JOB: How many lines of the data include the string "Hours"? State the number and nothing else.

*** RECORDS PROVIDED

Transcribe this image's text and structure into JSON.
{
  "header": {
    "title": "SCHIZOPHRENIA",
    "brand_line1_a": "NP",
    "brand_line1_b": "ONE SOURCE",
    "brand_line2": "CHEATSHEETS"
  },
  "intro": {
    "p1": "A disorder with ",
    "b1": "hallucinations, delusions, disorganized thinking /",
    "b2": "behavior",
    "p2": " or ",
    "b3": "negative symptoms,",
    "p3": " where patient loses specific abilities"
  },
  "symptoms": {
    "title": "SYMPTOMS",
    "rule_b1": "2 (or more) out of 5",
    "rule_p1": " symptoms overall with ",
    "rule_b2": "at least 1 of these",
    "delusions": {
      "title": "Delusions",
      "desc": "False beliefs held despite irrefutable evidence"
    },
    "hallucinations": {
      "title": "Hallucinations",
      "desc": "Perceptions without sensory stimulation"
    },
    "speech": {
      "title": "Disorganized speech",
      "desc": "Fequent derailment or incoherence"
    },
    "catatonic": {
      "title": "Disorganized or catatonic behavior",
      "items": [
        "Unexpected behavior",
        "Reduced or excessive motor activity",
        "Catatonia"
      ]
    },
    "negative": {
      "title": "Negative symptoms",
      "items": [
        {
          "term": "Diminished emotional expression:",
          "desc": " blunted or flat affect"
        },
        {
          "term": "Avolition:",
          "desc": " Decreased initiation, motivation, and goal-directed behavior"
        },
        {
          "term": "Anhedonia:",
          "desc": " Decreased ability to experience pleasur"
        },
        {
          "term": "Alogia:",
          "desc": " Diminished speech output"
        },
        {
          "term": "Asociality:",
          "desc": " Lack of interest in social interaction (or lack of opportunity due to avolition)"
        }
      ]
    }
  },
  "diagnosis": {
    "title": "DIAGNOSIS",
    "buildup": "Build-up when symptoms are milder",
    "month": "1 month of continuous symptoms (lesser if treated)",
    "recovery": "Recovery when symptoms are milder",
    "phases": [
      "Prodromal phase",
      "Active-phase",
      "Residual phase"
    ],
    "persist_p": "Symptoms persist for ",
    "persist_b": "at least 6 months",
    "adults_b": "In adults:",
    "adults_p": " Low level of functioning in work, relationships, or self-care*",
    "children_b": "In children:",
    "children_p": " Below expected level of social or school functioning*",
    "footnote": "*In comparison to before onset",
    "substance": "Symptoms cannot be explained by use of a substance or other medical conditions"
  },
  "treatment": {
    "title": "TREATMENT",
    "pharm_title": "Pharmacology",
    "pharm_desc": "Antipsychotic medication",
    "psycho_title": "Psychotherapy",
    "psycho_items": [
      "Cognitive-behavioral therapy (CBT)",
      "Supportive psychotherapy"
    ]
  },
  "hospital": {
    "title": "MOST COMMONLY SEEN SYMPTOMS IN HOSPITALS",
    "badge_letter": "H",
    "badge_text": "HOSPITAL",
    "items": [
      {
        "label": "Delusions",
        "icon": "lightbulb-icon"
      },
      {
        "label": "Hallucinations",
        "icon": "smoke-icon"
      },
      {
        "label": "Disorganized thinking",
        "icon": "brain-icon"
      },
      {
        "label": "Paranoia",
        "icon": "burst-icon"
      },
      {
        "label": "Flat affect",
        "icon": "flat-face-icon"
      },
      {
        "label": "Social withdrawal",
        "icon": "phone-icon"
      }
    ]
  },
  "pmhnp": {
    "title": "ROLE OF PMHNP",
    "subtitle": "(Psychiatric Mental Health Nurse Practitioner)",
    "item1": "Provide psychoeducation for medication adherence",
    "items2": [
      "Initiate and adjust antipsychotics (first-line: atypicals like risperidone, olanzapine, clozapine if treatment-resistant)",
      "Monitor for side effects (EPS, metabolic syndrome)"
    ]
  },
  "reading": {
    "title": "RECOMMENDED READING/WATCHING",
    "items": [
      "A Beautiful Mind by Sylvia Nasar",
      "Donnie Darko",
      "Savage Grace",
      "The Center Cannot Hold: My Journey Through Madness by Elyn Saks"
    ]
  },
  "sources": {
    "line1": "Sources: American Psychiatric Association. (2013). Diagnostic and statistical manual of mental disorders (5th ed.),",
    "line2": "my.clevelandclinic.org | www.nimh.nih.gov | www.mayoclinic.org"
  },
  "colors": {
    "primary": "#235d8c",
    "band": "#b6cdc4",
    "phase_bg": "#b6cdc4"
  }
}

******
*** RECORDS PROVIDED

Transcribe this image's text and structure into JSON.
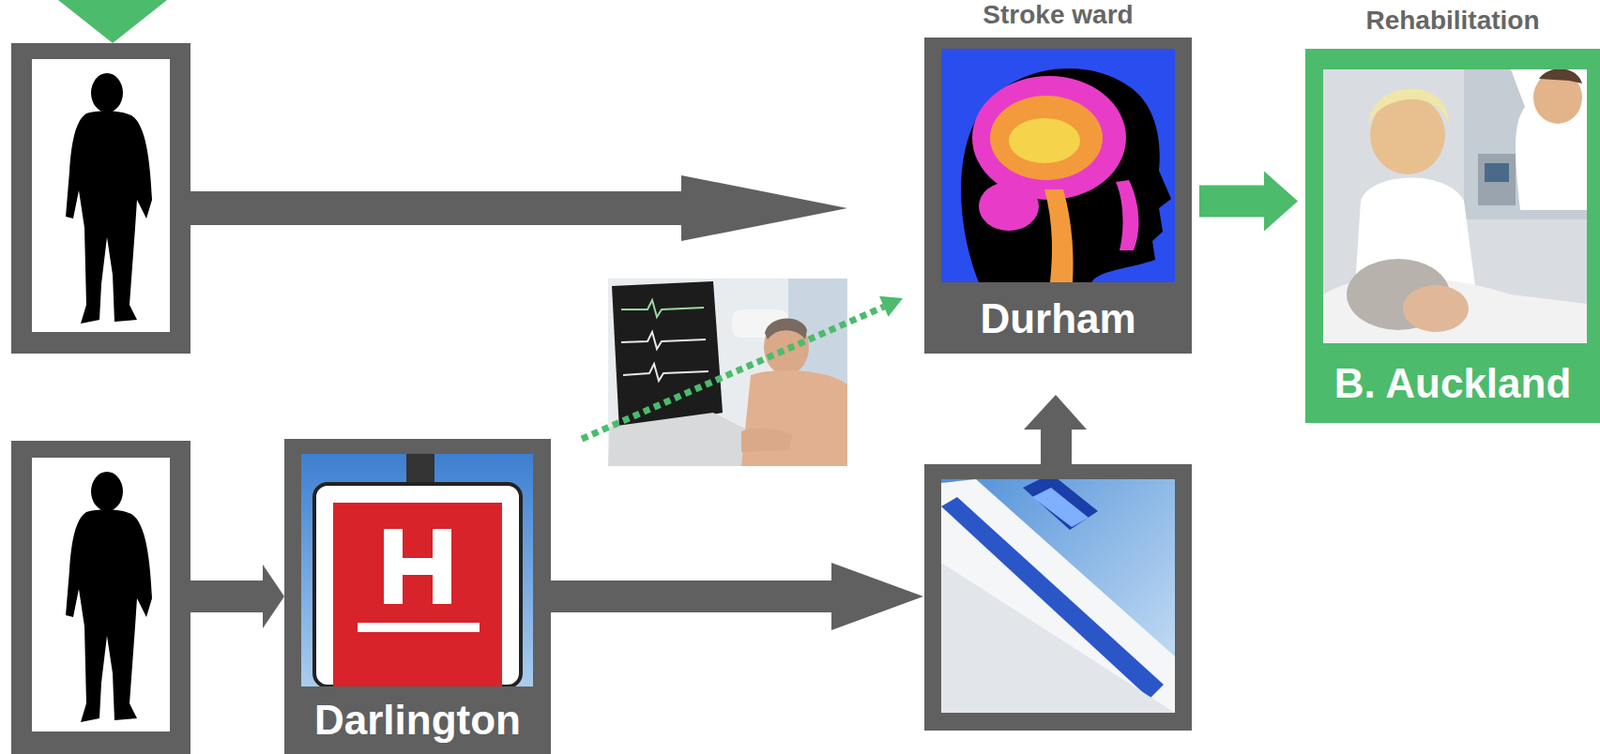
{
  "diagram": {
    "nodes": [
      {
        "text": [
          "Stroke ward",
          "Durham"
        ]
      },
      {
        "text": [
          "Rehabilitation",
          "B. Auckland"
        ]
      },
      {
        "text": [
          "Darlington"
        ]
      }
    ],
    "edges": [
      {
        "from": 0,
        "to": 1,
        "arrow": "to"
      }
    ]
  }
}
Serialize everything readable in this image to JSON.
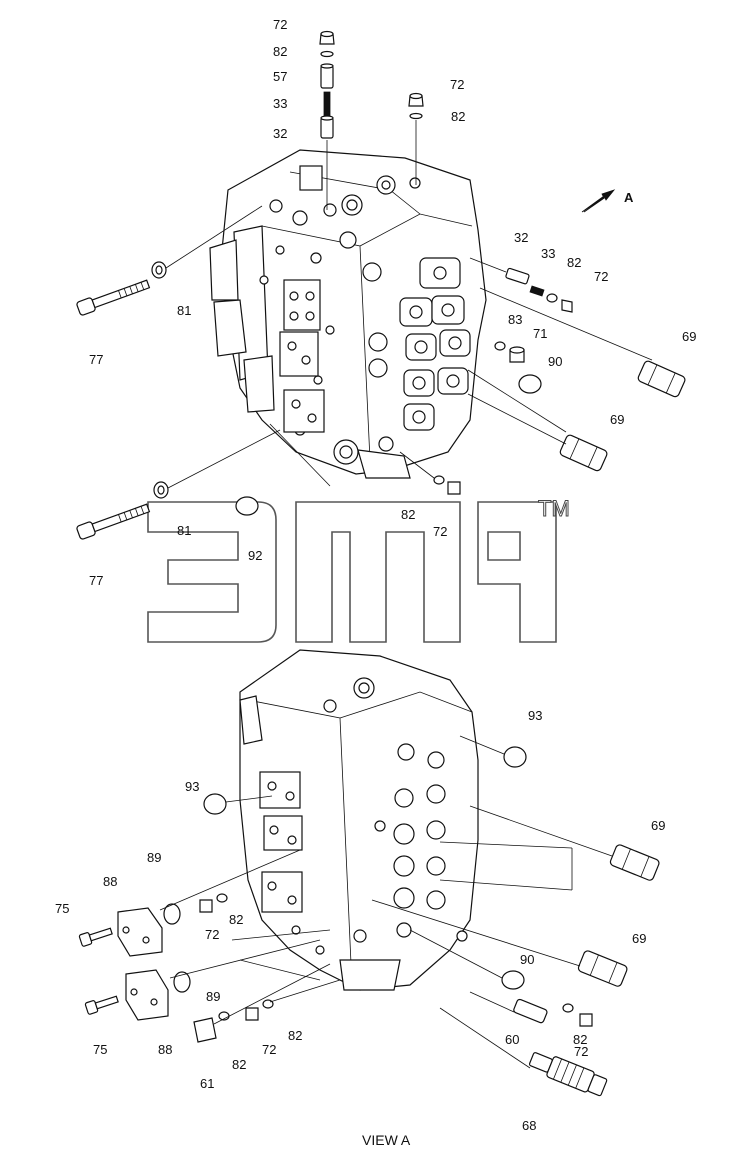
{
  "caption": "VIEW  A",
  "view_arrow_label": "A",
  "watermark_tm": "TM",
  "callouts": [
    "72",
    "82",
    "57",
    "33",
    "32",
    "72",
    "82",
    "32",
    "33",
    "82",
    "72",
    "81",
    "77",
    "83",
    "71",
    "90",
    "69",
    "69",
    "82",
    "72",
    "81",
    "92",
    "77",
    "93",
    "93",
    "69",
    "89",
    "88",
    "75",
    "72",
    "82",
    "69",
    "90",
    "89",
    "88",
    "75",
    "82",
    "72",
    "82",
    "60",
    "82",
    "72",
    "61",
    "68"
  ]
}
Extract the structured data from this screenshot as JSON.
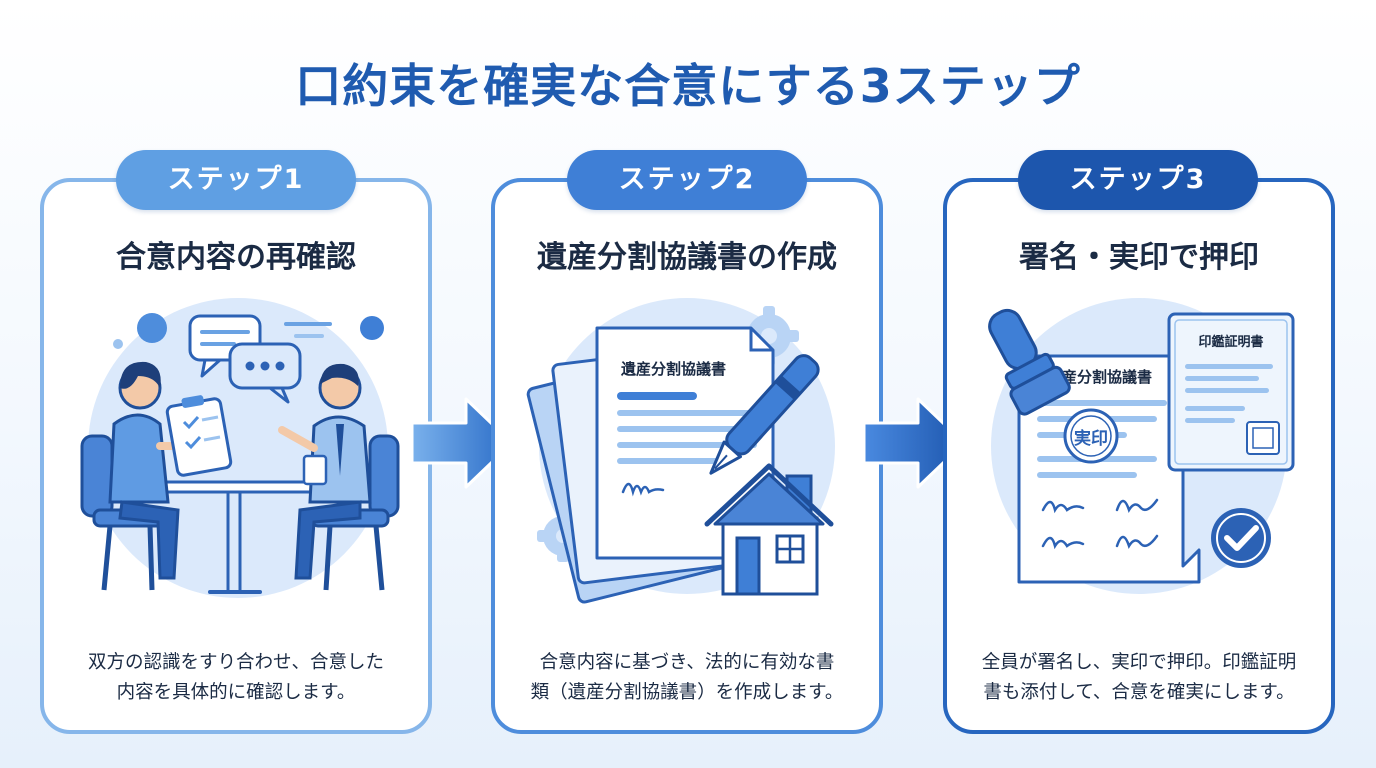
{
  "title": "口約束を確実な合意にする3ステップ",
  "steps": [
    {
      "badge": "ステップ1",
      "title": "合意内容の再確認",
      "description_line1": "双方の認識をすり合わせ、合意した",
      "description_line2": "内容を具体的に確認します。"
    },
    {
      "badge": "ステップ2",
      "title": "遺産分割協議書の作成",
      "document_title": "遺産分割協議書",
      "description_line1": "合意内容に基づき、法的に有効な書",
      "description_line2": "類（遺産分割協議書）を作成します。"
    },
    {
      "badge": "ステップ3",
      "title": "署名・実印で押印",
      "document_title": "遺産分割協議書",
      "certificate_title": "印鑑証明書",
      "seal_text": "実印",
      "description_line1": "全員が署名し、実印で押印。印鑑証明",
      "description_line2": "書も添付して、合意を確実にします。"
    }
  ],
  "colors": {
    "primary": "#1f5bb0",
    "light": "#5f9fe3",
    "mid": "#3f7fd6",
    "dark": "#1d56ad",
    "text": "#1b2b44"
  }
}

******
*** RECORDS PROVIDED

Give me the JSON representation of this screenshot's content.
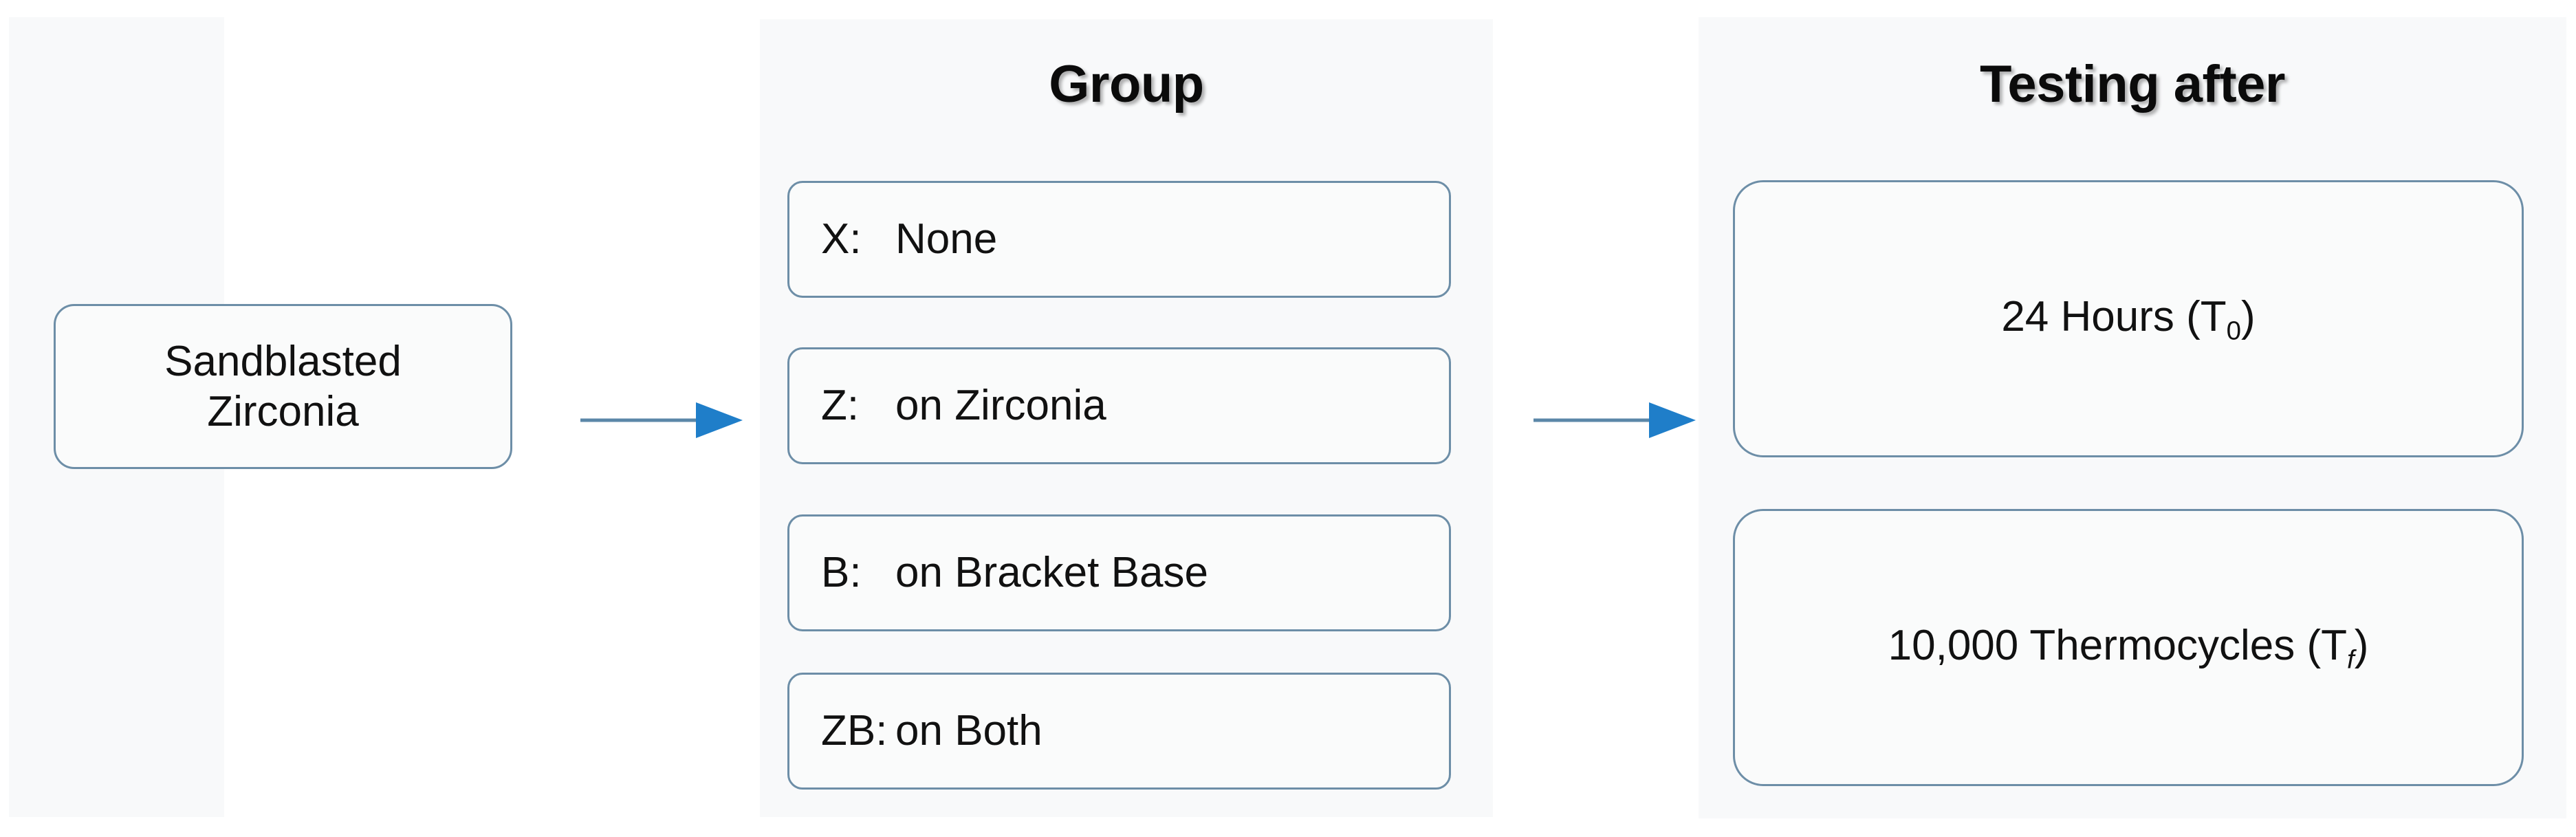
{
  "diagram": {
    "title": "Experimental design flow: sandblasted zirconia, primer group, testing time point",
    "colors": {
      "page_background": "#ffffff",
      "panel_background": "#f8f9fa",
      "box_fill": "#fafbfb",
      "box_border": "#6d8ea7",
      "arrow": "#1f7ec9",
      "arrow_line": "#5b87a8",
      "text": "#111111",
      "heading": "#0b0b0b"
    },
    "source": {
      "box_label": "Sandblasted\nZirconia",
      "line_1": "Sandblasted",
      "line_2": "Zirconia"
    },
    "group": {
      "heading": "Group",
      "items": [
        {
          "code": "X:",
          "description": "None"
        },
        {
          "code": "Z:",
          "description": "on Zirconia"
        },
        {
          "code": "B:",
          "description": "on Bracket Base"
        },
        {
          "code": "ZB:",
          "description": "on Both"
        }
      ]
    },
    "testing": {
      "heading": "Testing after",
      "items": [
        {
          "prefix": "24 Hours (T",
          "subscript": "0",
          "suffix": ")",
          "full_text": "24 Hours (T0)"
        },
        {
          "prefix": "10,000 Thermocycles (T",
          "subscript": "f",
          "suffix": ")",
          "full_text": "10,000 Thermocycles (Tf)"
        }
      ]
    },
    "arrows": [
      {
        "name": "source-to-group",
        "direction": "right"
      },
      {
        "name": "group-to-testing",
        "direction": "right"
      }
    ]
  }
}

******

TASK RESULT: 2